Task requirements: Reproduce each of the lines word for word.

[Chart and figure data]
==========

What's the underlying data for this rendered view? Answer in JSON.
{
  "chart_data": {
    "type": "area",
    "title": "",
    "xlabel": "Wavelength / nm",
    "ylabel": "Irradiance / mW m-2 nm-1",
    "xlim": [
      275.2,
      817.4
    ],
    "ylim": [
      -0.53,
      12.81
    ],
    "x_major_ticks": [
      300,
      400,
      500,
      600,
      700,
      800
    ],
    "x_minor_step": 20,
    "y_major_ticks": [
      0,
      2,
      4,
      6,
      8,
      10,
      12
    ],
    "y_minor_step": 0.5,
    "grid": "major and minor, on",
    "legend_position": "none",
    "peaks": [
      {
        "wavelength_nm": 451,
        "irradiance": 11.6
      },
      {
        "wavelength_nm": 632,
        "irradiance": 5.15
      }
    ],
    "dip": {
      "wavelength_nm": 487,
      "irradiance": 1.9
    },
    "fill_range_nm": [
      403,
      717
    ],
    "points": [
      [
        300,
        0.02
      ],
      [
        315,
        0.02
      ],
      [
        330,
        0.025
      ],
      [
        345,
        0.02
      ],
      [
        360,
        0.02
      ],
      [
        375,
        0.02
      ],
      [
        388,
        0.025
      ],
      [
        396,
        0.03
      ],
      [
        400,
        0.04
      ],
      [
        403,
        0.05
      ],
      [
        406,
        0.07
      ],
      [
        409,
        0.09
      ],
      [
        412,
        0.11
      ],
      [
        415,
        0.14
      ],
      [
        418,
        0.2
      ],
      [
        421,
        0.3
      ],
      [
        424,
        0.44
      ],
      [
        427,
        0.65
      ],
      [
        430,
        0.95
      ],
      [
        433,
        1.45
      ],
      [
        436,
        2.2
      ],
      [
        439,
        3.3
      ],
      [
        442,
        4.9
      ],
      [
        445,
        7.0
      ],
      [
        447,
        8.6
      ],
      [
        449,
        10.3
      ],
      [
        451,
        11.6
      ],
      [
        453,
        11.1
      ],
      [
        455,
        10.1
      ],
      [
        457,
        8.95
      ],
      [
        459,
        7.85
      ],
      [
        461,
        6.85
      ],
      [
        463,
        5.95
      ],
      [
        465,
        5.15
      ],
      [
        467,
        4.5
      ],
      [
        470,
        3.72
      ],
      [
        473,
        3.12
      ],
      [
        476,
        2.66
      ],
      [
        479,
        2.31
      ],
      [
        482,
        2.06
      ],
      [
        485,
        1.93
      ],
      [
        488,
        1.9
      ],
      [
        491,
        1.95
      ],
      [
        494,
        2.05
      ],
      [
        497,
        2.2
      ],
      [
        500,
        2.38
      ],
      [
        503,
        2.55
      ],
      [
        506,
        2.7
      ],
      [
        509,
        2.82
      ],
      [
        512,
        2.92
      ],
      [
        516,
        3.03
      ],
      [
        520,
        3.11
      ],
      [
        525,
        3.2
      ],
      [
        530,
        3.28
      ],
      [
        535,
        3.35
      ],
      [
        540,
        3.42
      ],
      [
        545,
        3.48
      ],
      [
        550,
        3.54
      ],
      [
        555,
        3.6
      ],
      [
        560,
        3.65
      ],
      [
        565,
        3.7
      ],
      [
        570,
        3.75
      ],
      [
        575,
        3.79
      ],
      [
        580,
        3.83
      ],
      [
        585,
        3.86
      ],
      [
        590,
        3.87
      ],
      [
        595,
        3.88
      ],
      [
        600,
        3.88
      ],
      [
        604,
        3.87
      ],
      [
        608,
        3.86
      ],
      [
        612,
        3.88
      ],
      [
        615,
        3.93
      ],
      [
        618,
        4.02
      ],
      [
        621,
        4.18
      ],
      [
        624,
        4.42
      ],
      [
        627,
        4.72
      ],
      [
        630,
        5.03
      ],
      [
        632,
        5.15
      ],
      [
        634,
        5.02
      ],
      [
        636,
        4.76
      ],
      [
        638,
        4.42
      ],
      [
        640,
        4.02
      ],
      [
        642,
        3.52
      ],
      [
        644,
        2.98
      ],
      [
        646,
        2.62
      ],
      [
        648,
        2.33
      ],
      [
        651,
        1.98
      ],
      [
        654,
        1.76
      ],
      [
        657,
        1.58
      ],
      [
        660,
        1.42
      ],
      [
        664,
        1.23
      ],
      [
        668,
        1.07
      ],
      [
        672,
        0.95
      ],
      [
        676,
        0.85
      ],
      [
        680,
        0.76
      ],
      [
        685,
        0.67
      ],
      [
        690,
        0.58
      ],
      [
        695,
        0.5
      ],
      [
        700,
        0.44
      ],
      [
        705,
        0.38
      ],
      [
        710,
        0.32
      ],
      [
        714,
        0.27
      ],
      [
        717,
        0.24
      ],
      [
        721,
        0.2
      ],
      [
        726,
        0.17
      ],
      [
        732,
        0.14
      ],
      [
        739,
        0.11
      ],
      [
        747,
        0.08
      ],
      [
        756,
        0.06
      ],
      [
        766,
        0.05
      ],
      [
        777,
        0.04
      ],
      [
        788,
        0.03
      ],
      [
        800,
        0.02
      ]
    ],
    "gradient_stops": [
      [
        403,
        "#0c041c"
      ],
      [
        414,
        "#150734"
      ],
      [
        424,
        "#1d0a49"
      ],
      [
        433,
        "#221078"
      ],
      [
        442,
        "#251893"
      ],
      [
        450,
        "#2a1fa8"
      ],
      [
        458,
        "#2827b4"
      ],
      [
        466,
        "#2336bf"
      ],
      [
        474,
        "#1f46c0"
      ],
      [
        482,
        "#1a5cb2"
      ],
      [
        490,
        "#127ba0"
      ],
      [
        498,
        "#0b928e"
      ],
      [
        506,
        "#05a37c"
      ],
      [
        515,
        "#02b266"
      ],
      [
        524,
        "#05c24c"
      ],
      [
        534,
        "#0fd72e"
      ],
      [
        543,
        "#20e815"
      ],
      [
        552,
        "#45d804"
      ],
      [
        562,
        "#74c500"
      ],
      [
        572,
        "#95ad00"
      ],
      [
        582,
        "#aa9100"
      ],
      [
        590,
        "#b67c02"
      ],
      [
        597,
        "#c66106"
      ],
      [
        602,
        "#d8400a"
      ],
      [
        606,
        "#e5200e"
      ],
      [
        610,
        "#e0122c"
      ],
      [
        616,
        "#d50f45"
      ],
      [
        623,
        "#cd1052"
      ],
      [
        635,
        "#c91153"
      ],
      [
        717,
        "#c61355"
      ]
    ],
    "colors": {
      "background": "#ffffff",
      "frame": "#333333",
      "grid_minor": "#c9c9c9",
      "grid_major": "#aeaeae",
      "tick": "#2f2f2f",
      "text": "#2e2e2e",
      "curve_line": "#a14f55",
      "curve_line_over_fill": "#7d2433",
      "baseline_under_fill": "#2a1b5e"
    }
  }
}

==========

The answer:
What's the underlying data for this rendered view? Answer in JSON.
{
  "chart_data": {
    "type": "area",
    "title": "",
    "xlabel": "Wavelength / nm",
    "ylabel": "Irradiance / mW m-2 nm-1",
    "xlim": [
      275.2,
      817.4
    ],
    "ylim": [
      -0.53,
      12.81
    ],
    "x_major_ticks": [
      300,
      400,
      500,
      600,
      700,
      800
    ],
    "x_minor_step": 20,
    "y_major_ticks": [
      0,
      2,
      4,
      6,
      8,
      10,
      12
    ],
    "y_minor_step": 0.5,
    "grid": "major and minor, on",
    "legend_position": "none",
    "peaks": [
      {
        "wavelength_nm": 451,
        "irradiance": 11.6
      },
      {
        "wavelength_nm": 632,
        "irradiance": 5.15
      }
    ],
    "dip": {
      "wavelength_nm": 487,
      "irradiance": 1.9
    },
    "fill_range_nm": [
      403,
      717
    ],
    "points": [
      [
        300,
        0.02
      ],
      [
        315,
        0.02
      ],
      [
        330,
        0.025
      ],
      [
        345,
        0.02
      ],
      [
        360,
        0.02
      ],
      [
        375,
        0.02
      ],
      [
        388,
        0.025
      ],
      [
        396,
        0.03
      ],
      [
        400,
        0.04
      ],
      [
        403,
        0.05
      ],
      [
        406,
        0.07
      ],
      [
        409,
        0.09
      ],
      [
        412,
        0.11
      ],
      [
        415,
        0.14
      ],
      [
        418,
        0.2
      ],
      [
        421,
        0.3
      ],
      [
        424,
        0.44
      ],
      [
        427,
        0.65
      ],
      [
        430,
        0.95
      ],
      [
        433,
        1.45
      ],
      [
        436,
        2.2
      ],
      [
        439,
        3.3
      ],
      [
        442,
        4.9
      ],
      [
        445,
        7.0
      ],
      [
        447,
        8.6
      ],
      [
        449,
        10.3
      ],
      [
        451,
        11.6
      ],
      [
        453,
        11.1
      ],
      [
        455,
        10.1
      ],
      [
        457,
        8.95
      ],
      [
        459,
        7.85
      ],
      [
        461,
        6.85
      ],
      [
        463,
        5.95
      ],
      [
        465,
        5.15
      ],
      [
        467,
        4.5
      ],
      [
        470,
        3.72
      ],
      [
        473,
        3.12
      ],
      [
        476,
        2.66
      ],
      [
        479,
        2.31
      ],
      [
        482,
        2.06
      ],
      [
        485,
        1.93
      ],
      [
        488,
        1.9
      ],
      [
        491,
        1.95
      ],
      [
        494,
        2.05
      ],
      [
        497,
        2.2
      ],
      [
        500,
        2.38
      ],
      [
        503,
        2.55
      ],
      [
        506,
        2.7
      ],
      [
        509,
        2.82
      ],
      [
        512,
        2.92
      ],
      [
        516,
        3.03
      ],
      [
        520,
        3.11
      ],
      [
        525,
        3.2
      ],
      [
        530,
        3.28
      ],
      [
        535,
        3.35
      ],
      [
        540,
        3.42
      ],
      [
        545,
        3.48
      ],
      [
        550,
        3.54
      ],
      [
        555,
        3.6
      ],
      [
        560,
        3.65
      ],
      [
        565,
        3.7
      ],
      [
        570,
        3.75
      ],
      [
        575,
        3.79
      ],
      [
        580,
        3.83
      ],
      [
        585,
        3.86
      ],
      [
        590,
        3.87
      ],
      [
        595,
        3.88
      ],
      [
        600,
        3.88
      ],
      [
        604,
        3.87
      ],
      [
        608,
        3.86
      ],
      [
        612,
        3.88
      ],
      [
        615,
        3.93
      ],
      [
        618,
        4.02
      ],
      [
        621,
        4.18
      ],
      [
        624,
        4.42
      ],
      [
        627,
        4.72
      ],
      [
        630,
        5.03
      ],
      [
        632,
        5.15
      ],
      [
        634,
        5.02
      ],
      [
        636,
        4.76
      ],
      [
        638,
        4.42
      ],
      [
        640,
        4.02
      ],
      [
        642,
        3.52
      ],
      [
        644,
        2.98
      ],
      [
        646,
        2.62
      ],
      [
        648,
        2.33
      ],
      [
        651,
        1.98
      ],
      [
        654,
        1.76
      ],
      [
        657,
        1.58
      ],
      [
        660,
        1.42
      ],
      [
        664,
        1.23
      ],
      [
        668,
        1.07
      ],
      [
        672,
        0.95
      ],
      [
        676,
        0.85
      ],
      [
        680,
        0.76
      ],
      [
        685,
        0.67
      ],
      [
        690,
        0.58
      ],
      [
        695,
        0.5
      ],
      [
        700,
        0.44
      ],
      [
        705,
        0.38
      ],
      [
        710,
        0.32
      ],
      [
        714,
        0.27
      ],
      [
        717,
        0.24
      ],
      [
        721,
        0.2
      ],
      [
        726,
        0.17
      ],
      [
        732,
        0.14
      ],
      [
        739,
        0.11
      ],
      [
        747,
        0.08
      ],
      [
        756,
        0.06
      ],
      [
        766,
        0.05
      ],
      [
        777,
        0.04
      ],
      [
        788,
        0.03
      ],
      [
        800,
        0.02
      ]
    ],
    "gradient_stops": [
      [
        403,
        "#0c041c"
      ],
      [
        414,
        "#150734"
      ],
      [
        424,
        "#1d0a49"
      ],
      [
        433,
        "#221078"
      ],
      [
        442,
        "#251893"
      ],
      [
        450,
        "#2a1fa8"
      ],
      [
        458,
        "#2827b4"
      ],
      [
        466,
        "#2336bf"
      ],
      [
        474,
        "#1f46c0"
      ],
      [
        482,
        "#1a5cb2"
      ],
      [
        490,
        "#127ba0"
      ],
      [
        498,
        "#0b928e"
      ],
      [
        506,
        "#05a37c"
      ],
      [
        515,
        "#02b266"
      ],
      [
        524,
        "#05c24c"
      ],
      [
        534,
        "#0fd72e"
      ],
      [
        543,
        "#20e815"
      ],
      [
        552,
        "#45d804"
      ],
      [
        562,
        "#74c500"
      ],
      [
        572,
        "#95ad00"
      ],
      [
        582,
        "#aa9100"
      ],
      [
        590,
        "#b67c02"
      ],
      [
        597,
        "#c66106"
      ],
      [
        602,
        "#d8400a"
      ],
      [
        606,
        "#e5200e"
      ],
      [
        610,
        "#e0122c"
      ],
      [
        616,
        "#d50f45"
      ],
      [
        623,
        "#cd1052"
      ],
      [
        635,
        "#c91153"
      ],
      [
        717,
        "#c61355"
      ]
    ],
    "colors": {
      "background": "#ffffff",
      "frame": "#333333",
      "grid_minor": "#c9c9c9",
      "grid_major": "#aeaeae",
      "tick": "#2f2f2f",
      "text": "#2e2e2e",
      "curve_line": "#a14f55",
      "curve_line_over_fill": "#7d2433",
      "baseline_under_fill": "#2a1b5e"
    }
  }
}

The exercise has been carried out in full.